▸ **Data supplied**
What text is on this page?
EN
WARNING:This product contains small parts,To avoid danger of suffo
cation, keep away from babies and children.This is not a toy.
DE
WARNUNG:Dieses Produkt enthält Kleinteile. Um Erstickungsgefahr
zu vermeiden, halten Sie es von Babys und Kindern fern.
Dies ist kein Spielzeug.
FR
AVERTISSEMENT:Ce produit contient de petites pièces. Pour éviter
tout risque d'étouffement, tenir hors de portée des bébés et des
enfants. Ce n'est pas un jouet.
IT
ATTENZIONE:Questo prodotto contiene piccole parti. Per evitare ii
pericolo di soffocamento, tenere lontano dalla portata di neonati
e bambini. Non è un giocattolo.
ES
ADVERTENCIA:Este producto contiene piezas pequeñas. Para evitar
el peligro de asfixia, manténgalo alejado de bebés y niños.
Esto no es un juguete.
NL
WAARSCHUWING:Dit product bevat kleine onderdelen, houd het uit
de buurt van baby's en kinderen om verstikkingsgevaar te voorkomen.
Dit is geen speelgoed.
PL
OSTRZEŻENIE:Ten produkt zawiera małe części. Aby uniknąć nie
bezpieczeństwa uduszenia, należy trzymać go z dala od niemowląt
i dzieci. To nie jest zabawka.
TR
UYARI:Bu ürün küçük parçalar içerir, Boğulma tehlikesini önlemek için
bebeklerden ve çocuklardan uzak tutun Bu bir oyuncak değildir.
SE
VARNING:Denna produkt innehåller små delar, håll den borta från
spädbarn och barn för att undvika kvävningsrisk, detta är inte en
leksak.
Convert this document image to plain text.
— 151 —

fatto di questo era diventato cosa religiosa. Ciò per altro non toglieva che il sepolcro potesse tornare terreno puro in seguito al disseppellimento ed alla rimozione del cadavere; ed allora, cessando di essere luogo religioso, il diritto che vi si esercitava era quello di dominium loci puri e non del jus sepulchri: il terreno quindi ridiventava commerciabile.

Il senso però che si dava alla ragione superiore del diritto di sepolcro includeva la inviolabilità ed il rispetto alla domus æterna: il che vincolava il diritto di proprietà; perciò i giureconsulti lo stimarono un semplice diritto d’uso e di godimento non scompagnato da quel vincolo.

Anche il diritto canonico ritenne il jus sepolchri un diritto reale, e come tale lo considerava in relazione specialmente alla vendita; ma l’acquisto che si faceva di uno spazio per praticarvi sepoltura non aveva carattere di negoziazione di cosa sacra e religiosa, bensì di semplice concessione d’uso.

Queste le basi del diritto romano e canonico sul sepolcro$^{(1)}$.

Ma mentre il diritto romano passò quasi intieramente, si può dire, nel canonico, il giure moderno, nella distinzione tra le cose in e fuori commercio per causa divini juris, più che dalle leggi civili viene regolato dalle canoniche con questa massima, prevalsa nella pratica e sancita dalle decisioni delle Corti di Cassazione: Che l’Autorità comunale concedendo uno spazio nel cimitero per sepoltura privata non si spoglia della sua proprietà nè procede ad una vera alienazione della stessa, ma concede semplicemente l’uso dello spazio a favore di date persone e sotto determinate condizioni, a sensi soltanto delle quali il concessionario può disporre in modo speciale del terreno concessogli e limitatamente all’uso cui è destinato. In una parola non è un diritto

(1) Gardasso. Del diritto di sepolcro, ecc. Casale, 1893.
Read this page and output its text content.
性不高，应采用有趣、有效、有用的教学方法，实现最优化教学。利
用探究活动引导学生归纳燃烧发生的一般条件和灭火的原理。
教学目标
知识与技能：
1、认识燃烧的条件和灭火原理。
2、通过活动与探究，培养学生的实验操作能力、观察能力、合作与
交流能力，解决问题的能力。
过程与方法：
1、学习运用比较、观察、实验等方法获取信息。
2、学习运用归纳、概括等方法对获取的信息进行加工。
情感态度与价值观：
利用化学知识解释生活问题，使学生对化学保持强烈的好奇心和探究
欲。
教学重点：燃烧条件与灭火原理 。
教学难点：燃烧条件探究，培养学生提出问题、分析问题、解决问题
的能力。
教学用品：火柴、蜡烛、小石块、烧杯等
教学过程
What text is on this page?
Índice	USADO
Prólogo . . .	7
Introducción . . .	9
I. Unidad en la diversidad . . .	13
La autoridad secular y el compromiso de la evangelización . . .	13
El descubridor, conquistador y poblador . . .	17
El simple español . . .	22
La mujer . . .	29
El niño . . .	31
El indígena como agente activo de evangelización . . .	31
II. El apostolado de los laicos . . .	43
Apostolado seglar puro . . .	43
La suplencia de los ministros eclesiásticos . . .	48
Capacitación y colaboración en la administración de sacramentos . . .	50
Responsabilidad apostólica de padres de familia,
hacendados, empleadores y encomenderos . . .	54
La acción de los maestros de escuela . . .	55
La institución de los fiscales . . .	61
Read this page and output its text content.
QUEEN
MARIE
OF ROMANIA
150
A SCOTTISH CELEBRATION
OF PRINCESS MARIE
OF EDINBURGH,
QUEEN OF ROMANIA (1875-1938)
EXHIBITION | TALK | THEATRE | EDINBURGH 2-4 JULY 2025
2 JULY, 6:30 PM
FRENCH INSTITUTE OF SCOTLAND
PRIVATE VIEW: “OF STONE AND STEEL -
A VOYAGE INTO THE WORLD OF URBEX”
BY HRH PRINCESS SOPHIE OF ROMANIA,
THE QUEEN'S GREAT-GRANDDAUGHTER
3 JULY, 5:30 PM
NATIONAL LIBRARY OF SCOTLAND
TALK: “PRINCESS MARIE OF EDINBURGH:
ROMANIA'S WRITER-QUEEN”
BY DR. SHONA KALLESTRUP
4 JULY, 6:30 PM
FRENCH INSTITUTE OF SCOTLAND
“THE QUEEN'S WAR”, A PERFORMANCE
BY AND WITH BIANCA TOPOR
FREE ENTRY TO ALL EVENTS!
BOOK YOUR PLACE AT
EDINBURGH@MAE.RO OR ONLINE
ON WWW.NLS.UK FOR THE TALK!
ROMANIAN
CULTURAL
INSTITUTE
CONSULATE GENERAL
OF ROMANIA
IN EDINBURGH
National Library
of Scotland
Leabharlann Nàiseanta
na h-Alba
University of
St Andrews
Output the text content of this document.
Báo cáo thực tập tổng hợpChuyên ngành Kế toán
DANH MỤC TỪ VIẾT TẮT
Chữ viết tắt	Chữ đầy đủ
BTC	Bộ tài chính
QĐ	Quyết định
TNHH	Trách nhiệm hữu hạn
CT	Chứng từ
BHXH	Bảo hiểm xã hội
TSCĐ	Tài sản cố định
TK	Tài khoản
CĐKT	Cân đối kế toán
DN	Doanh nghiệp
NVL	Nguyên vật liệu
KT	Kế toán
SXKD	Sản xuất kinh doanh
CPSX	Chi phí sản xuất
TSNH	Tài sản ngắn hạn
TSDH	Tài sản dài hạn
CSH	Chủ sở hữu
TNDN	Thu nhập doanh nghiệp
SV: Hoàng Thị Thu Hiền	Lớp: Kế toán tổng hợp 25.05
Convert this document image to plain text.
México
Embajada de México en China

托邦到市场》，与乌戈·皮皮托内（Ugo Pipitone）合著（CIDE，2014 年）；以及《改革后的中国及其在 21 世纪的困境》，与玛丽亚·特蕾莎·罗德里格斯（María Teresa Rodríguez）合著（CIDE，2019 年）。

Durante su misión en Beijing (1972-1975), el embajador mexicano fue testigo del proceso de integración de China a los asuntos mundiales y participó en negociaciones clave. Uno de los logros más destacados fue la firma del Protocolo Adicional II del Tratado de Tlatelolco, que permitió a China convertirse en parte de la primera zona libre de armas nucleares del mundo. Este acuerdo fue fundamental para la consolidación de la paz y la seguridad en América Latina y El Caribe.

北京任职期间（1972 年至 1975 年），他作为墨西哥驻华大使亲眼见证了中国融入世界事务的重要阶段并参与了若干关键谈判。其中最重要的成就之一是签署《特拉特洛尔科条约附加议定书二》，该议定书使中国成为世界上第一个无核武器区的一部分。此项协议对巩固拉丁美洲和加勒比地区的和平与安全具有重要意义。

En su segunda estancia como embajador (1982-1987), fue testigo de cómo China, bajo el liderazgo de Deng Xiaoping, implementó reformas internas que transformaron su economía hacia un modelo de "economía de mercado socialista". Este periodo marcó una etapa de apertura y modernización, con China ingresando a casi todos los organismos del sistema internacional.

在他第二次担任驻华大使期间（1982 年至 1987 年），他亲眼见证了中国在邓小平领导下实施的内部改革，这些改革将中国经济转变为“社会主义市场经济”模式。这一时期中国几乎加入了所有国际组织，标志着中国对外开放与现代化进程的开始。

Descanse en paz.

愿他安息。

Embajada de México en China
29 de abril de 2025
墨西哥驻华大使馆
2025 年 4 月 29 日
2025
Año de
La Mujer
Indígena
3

▸ **Goal of the exercise**
Go through the material line by line. Show each line that contains the string "MARIE".

▸ **Solution for this exercise**
MARIE
OF PRINCESS MARIE
TALK: “PRINCESS MARIE OF EDINBURGH:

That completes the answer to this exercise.